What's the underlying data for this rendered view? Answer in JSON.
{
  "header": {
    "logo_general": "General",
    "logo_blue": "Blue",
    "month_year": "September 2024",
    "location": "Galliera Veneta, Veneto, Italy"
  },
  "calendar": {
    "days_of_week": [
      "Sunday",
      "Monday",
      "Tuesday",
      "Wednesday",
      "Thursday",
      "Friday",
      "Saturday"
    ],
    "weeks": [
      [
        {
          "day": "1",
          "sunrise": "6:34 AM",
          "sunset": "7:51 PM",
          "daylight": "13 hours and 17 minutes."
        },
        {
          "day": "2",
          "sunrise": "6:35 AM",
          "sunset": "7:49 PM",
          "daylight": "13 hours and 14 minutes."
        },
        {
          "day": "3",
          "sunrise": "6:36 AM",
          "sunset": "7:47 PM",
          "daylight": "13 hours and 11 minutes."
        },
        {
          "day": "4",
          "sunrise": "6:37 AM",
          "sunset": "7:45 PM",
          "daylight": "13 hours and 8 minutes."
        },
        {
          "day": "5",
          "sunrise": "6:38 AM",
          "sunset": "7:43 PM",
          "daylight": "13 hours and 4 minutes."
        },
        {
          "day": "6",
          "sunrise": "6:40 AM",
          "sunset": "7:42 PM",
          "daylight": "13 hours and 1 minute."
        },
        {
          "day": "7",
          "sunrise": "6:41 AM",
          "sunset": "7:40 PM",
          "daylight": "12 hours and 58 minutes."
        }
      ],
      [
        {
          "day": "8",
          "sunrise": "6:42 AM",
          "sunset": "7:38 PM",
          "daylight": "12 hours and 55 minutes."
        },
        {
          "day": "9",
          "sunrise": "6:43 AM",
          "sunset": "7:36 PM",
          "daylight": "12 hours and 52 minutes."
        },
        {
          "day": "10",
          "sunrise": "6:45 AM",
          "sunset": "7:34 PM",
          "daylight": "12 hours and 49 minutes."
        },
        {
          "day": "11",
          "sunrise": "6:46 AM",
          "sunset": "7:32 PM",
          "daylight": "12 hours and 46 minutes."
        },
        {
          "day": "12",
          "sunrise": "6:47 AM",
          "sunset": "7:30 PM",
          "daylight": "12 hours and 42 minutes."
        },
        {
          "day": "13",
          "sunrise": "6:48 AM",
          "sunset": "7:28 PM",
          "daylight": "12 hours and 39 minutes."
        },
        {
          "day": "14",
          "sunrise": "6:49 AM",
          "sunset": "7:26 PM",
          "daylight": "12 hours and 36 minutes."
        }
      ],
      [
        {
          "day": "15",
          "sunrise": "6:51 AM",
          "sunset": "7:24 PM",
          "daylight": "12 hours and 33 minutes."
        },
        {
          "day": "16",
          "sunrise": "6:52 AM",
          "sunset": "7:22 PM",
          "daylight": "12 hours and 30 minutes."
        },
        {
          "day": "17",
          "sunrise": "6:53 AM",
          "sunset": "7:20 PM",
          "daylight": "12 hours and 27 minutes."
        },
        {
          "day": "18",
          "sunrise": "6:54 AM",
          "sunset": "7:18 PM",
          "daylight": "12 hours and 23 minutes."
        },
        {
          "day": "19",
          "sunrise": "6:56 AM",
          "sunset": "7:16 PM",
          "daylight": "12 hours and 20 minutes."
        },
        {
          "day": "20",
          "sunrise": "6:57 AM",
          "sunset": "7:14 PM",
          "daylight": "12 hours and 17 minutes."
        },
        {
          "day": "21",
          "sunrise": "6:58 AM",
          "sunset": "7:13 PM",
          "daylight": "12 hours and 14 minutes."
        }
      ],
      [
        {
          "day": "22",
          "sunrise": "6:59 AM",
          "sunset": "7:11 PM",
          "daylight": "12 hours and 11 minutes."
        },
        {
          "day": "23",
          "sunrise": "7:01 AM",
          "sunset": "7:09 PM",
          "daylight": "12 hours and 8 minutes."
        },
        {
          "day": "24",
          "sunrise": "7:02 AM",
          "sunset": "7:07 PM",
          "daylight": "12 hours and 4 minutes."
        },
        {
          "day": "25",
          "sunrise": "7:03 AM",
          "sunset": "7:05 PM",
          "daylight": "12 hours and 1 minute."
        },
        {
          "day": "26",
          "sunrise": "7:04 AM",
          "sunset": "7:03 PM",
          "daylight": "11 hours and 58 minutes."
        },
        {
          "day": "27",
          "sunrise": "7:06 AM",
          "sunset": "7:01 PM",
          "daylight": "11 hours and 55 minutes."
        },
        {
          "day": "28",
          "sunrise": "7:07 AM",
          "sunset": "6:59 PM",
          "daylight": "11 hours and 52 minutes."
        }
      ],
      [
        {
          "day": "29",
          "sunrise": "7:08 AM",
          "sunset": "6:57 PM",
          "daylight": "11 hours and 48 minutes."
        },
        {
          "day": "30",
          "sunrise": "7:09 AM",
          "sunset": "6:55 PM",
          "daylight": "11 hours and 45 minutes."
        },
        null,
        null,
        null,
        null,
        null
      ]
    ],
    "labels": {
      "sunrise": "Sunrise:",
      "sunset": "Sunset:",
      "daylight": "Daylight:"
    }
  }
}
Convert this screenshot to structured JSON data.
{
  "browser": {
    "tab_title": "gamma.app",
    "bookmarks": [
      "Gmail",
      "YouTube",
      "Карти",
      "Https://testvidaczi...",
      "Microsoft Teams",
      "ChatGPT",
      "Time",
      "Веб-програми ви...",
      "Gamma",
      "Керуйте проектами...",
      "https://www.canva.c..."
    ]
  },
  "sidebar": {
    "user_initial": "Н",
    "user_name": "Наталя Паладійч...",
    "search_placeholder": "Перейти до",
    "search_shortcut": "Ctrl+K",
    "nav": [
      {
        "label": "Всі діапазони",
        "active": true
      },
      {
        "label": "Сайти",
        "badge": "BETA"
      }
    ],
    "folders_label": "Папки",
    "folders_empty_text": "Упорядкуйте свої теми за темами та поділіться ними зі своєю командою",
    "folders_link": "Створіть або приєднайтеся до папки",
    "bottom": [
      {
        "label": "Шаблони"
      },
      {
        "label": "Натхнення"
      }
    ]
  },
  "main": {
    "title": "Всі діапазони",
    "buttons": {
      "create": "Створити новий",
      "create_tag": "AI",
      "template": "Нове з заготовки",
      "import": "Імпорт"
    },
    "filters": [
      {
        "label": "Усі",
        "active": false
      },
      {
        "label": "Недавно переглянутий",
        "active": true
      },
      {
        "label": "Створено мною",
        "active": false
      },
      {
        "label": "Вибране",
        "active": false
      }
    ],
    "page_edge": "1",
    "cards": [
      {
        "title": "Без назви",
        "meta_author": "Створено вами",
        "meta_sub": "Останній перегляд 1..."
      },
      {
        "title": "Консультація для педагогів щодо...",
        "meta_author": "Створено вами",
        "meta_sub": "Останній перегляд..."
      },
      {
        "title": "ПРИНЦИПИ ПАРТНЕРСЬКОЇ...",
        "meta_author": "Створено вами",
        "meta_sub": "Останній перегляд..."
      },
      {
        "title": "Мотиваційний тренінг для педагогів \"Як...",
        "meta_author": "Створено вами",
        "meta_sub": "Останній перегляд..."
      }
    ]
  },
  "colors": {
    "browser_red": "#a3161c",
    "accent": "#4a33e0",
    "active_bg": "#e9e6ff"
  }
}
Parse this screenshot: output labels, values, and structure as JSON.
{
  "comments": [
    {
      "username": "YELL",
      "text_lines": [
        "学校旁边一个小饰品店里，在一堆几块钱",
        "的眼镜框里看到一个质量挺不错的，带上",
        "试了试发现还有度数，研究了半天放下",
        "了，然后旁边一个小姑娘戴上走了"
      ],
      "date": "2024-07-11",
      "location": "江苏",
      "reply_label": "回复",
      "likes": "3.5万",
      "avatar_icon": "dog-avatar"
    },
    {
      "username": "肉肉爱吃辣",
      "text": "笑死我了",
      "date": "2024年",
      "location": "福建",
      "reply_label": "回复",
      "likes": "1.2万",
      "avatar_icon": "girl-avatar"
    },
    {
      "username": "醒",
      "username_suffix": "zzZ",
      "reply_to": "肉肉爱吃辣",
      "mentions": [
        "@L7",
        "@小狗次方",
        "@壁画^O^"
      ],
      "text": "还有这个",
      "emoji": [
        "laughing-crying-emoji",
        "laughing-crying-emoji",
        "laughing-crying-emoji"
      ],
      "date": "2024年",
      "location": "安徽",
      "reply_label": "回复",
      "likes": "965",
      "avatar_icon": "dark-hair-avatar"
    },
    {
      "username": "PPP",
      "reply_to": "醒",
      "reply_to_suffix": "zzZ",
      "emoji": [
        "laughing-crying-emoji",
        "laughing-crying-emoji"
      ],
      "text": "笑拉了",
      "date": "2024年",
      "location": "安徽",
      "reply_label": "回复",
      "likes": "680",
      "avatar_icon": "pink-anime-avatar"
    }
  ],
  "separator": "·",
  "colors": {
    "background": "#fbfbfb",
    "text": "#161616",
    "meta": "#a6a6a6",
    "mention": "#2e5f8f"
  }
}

- - -

Go through the entries above and pull out each line with "this" in it.

* Exercise response *
What's the underlying data for this rendered view? Answer in JSON.
Convert this screenshot to structured JSON data.
Parse this screenshot: output labels, values, and structure as JSON.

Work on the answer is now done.